═══ Records for this task

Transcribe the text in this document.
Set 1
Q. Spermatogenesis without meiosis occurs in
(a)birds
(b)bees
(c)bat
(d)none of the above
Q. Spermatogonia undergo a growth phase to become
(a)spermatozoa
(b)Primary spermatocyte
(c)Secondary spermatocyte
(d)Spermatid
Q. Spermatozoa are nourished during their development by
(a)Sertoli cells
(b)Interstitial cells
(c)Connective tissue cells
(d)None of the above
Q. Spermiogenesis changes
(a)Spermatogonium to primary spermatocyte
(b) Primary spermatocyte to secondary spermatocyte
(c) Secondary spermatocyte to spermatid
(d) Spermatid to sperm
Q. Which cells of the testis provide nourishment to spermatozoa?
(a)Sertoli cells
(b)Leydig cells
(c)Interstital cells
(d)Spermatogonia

══════

*Aim of the exercise*: Set the records above down again. Match them exactly.

*Task solution*:
Transcribe the text in this document.
Set 1
Q. Spermatogenesis without meiosis occurs in
(a)birds
(b)bees
(c)bat
(d)none of the above
Q. Spermatogonia undergo a growth phase to become
(a)spermatozoa
(b)Primary spermatocyte
(c)Secondary spermatocyte
(d)Spermatid
Q. Spermatozoa are nourished during their development by
(a)Sertoli cells
(b)Interstitial cells
(c)Connective tissue cells
(d)None of the above
Q. Spermiogenesis changes
(a)Spermatogonium to primary spermatocyte
(b) Primary spermatocyte to secondary spermatocyte
(c) Secondary spermatocyte to spermatid
(d) Spermatid to sperm
Q. Which cells of the testis provide nourishment to spermatozoa?
(a)Sertoli cells
(b)Leydig cells
(c)Interstital cells
(d)Spermatogonia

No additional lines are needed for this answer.